* **Direction**
Search the data for the string "برگزاری" and gather each line it is in.

* **Supplied material**
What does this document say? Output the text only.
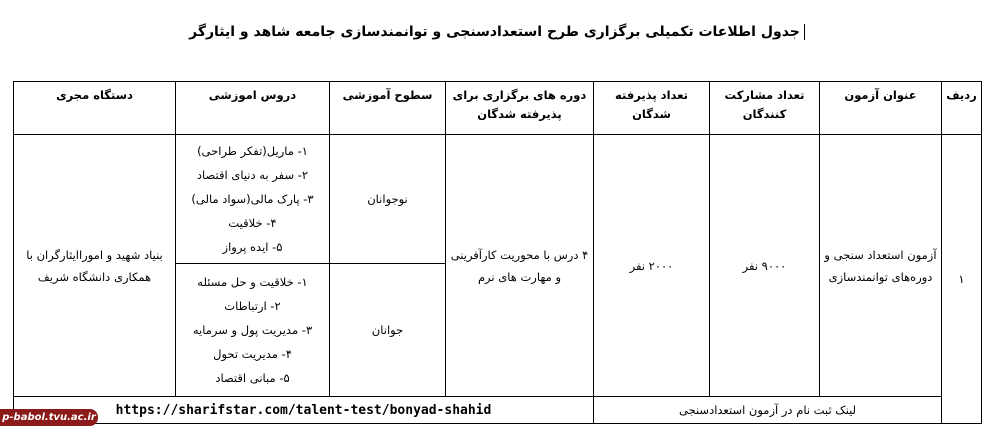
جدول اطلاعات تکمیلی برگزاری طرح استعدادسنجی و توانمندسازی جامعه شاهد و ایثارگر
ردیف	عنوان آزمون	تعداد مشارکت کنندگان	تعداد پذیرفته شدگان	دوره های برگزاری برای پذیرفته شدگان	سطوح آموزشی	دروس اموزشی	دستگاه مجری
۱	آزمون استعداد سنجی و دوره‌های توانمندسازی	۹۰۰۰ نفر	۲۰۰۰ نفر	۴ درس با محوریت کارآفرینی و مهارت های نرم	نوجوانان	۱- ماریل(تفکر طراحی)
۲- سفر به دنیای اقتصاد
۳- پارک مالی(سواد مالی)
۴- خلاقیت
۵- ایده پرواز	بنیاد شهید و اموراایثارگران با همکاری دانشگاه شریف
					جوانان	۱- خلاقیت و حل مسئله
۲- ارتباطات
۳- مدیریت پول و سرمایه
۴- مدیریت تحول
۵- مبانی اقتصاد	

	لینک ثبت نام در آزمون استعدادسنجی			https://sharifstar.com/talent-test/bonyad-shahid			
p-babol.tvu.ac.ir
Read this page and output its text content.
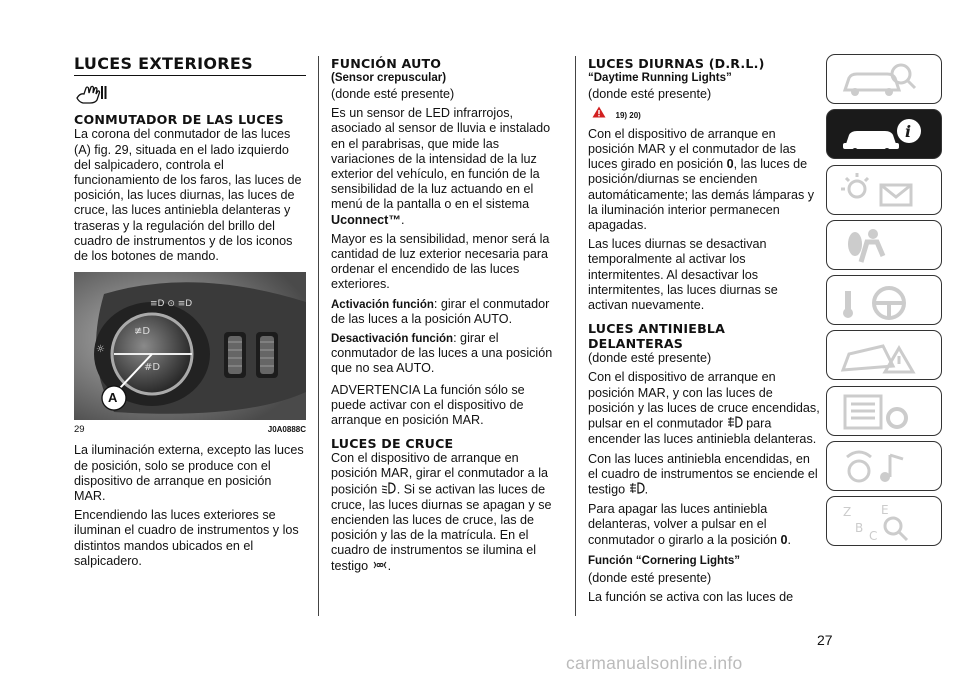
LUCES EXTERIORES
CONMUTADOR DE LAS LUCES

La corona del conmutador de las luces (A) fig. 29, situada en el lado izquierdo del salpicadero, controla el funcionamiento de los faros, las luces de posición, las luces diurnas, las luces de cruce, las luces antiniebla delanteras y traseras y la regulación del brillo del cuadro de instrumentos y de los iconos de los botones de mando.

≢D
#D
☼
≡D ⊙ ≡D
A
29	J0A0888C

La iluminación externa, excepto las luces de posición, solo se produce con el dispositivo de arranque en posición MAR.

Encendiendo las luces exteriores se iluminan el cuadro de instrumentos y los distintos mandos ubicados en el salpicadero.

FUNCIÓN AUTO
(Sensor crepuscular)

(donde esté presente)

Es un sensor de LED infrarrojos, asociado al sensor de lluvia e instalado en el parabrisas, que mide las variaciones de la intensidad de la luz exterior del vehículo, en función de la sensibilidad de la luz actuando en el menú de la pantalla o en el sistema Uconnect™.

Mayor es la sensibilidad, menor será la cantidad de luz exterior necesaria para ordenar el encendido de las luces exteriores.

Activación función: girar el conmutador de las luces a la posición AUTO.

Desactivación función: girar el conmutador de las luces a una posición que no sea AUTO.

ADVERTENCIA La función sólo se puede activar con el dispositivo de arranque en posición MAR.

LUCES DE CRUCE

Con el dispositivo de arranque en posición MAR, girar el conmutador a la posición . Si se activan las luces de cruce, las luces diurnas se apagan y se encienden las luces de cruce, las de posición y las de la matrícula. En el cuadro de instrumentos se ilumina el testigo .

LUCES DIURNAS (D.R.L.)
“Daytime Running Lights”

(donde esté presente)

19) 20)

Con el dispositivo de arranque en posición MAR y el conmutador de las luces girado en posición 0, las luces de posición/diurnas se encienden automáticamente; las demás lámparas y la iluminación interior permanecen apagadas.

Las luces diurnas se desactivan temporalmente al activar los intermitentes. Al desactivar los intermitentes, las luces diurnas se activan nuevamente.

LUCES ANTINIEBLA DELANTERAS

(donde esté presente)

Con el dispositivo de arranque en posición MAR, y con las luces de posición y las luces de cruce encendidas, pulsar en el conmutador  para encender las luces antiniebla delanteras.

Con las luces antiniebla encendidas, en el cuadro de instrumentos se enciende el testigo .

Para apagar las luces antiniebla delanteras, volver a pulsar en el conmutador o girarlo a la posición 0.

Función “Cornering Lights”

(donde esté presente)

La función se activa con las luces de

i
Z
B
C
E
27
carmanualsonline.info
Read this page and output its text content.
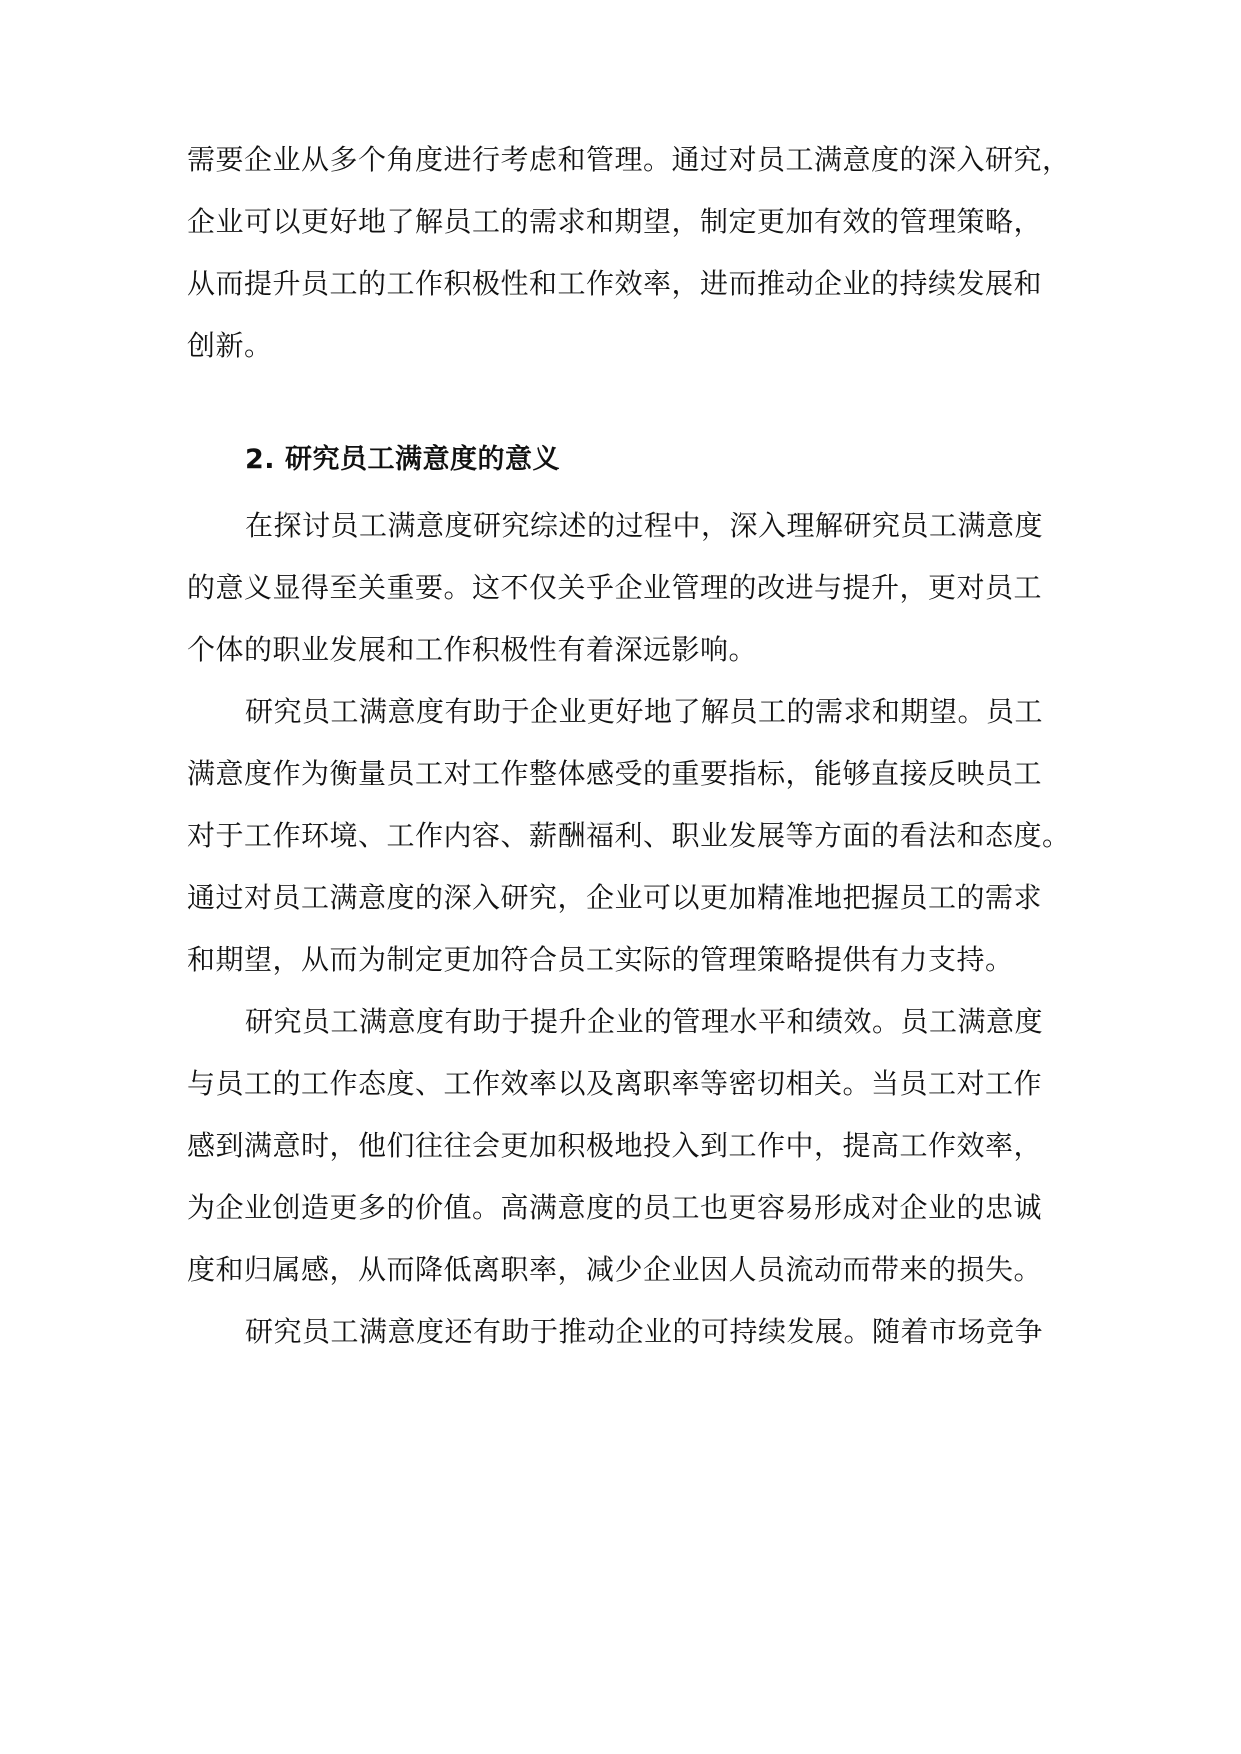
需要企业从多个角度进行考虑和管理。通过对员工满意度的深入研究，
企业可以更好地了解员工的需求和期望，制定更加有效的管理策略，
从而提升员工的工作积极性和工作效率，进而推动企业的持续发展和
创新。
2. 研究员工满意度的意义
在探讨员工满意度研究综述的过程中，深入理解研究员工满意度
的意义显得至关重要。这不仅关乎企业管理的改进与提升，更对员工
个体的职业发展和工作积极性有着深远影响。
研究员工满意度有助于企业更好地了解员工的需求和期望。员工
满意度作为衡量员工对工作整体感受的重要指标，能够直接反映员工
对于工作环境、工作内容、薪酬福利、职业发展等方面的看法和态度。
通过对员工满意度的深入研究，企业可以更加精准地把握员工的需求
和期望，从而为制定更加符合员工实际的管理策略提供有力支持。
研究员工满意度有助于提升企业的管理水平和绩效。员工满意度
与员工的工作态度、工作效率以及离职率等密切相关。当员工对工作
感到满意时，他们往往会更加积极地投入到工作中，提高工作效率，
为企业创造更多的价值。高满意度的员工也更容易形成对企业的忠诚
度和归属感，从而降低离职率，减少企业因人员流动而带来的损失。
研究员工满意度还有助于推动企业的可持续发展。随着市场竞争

* **The response**
جدول اطلاعات تکمیلی برگزاری طرح استعدادسنجی و توانمندسازی جامعه شاهد و ایثارگر
ردیف	عنوان آزمون	تعداد مشارکت کنندگان	تعداد پذیرفته شدگان	دوره های برگزاری برای پذیرفته شدگان	سطوح آموزشی	دروس اموزشی	دستگاه مجری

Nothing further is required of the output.